#### [GEGEBENE ANWEISUNG 1]
Entnehmen Sie dem Beitrag über die schwarz-grüne Landesregierung in Hessen den Abschnitt zwischen "Über die Erweiterung der sicheren Herkunftsländer auf" und "die Handschrift Bouffiers.", beide eingeschlossen, im genauen Wortlaut.

#### [VORLIEGENDER TEXTAUSZUG]
____
In Kernfragen nicht entscheidungsfähig

27.06.2016

Die erste Halbzeit der Legislaturperiode neigt sich langsam aber sicher dem Ende. Die „Wohlfühlkoalition“ aus CDU und Grüne hat mittlerweile tiefe Risse erfahren – das ist nach der vergangenen Plenarwoche noch offensichtlicher als zuvor. Kernfragen, wie das Verhalten bei der Abstimmung über die Erweiterung der sicheren Herkunftsländer, werden gar nicht erst aufgegriffen. Schließlich ist man sich hier nur über seine Uneinigkeit einig. Kein Wunder also, dass die Landesregierung lieber auf Themen wie eine „Digitale Agenda für das Recht“ setzt.

 

Schwarz-Grün muss endlich Farbe bekennen

DSC_0219

Über die Erweiterung der sicheren Herkunftsländer auf die Maghreb-Staaten hätte eigentlich bereits entschieden sein sollen. Im Bundestag ist das Gesetz längst verabschiedet. Die Abstimmung im Bundesrat war für die vorvergangene Woche angesetzt. Doch nur einen Abend zuvor wurde sie vertagt. Schuld daran sind die Grünen – auch die in Hessen. Ihr Parteirat hatte den Beschluss gefasst, dass der Gesetzentwurf der Bundesregierung in der vorliegenden Form „nicht zustimmungsfähig“ sei. Und stieß damit der Hessen-CDU und insbesondere dem Ministerpräsidenten vor den Kopf. Denn der Entwurf  trägt auch die Handschrift Bouffiers.
____
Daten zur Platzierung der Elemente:
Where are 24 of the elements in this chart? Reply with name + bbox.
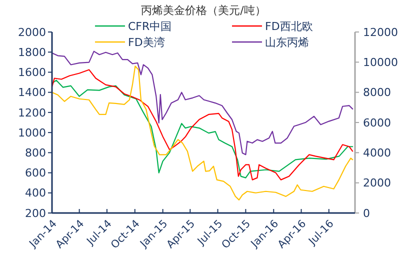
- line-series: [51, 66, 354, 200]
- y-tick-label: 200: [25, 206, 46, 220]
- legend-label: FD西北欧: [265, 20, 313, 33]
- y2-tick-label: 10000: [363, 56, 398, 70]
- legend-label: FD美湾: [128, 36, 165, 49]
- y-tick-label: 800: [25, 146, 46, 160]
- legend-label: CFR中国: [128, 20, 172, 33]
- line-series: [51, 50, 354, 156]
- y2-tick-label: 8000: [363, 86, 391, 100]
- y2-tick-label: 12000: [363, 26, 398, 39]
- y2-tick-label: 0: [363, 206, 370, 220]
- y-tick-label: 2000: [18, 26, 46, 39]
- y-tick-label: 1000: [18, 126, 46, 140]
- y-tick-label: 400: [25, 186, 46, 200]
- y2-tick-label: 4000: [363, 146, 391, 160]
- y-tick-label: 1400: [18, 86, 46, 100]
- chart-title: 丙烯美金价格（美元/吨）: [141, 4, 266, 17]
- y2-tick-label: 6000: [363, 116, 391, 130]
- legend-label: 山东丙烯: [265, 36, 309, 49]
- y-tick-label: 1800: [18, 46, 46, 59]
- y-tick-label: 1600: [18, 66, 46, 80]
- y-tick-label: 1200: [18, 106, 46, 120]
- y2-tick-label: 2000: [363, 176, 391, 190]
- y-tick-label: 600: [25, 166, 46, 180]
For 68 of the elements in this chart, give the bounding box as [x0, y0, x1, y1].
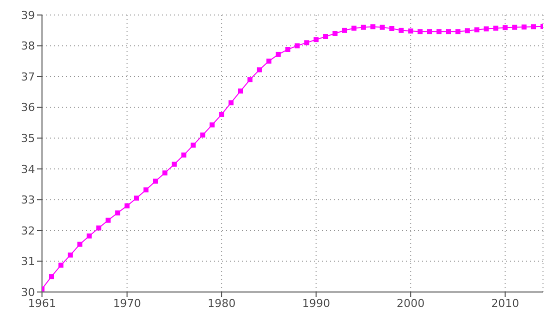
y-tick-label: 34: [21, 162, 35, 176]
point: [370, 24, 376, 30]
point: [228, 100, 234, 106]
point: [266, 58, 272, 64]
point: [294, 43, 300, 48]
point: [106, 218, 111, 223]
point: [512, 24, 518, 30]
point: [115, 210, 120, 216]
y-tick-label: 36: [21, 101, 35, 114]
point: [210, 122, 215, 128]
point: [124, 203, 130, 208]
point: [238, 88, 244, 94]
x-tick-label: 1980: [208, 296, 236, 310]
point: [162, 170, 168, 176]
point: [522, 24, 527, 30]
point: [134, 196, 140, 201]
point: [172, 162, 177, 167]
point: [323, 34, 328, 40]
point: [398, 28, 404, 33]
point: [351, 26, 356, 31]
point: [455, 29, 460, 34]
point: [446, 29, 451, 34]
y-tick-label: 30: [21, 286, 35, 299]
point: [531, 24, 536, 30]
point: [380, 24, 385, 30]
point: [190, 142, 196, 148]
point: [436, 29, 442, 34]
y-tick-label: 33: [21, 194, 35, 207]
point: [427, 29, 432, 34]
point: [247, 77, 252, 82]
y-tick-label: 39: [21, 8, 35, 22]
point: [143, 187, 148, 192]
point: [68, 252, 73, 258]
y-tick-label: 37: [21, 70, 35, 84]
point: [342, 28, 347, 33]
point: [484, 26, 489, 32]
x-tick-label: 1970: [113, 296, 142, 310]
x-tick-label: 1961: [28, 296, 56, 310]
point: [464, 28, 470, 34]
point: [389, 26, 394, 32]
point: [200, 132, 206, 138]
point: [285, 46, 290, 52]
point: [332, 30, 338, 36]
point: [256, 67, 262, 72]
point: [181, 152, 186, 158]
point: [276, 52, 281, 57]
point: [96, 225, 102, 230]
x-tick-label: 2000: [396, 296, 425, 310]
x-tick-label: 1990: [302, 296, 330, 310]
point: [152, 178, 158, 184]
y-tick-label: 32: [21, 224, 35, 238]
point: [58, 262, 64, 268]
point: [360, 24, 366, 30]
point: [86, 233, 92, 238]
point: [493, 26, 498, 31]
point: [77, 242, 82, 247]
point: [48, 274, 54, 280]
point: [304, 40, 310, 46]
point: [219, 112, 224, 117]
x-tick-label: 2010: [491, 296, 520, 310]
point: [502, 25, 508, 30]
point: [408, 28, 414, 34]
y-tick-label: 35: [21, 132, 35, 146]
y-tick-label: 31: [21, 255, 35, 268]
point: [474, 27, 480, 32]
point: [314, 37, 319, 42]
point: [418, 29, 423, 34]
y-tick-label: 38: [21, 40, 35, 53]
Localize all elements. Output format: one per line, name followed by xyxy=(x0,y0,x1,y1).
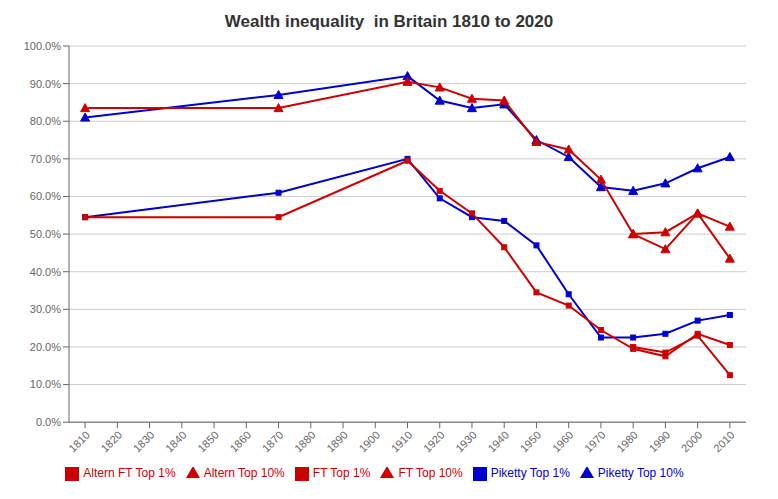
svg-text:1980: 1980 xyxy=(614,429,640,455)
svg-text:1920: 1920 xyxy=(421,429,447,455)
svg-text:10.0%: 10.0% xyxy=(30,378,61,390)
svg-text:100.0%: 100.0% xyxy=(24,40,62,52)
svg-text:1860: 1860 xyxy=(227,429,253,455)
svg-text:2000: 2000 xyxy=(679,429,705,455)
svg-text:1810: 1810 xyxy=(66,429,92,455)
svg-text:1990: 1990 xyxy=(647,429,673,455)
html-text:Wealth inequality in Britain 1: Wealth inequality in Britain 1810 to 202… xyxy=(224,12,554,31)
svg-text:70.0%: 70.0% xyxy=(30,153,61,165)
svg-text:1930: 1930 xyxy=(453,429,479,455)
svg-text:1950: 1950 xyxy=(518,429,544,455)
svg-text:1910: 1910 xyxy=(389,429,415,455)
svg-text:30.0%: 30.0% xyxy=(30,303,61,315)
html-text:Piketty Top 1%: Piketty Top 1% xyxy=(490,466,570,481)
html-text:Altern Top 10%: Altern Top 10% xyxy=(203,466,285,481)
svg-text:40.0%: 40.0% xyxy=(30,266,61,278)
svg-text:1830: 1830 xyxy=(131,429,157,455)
____
#### [GEGEBENE ANWEISUNG 2]
Übertragen Sie aus den Datensätzen unverändert die Zeilen zwischen der Zeile mit "svg-text:1980: 1980 xyxy=(614,429,640,455)" und der Zeile mit "svg-text:1990: 1990 xyxy=(647,429,673,455)", beide eingeschlossen.

#### [ERWARTETE ANTWORT 1]
Über die Erweiterung der sicheren Herkunftsländer auf die Maghreb-Staaten hätte eigentlich bereits entschieden sein sollen. Im Bundestag ist das Gesetz längst verabschiedet. Die Abstimmung im Bundesrat war für die vorvergangene Woche angesetzt. Doch nur einen Abend zuvor wurde sie vertagt. Schuld daran sind die Grünen – auch die in Hessen. Ihr Parteirat hatte den Beschluss gefasst, dass der Gesetzentwurf der Bundesregierung in der vorliegenden Form „nicht zustimmungsfähig“ sei. Und stieß damit der Hessen-CDU und insbesondere dem Ministerpräsidenten vor den Kopf. Denn der Entwurf  trägt auch die Handschrift Bouffiers.

#### [ERWARTETE ANTWORT 2]
svg-text:1980: 1980 xyxy=(614,429,640,455)
svg-text:1920: 1920 xyxy=(421,429,447,455)
svg-text:10.0%: 10.0% xyxy=(30,378,61,390)
svg-text:100.0%: 100.0% xyxy=(24,40,62,52)
svg-text:1860: 1860 xyxy=(227,429,253,455)
svg-text:2000: 2000 xyxy=(679,429,705,455)
svg-text:1810: 1810 xyxy=(66,429,92,455)
svg-text:1990: 1990 xyxy=(647,429,673,455)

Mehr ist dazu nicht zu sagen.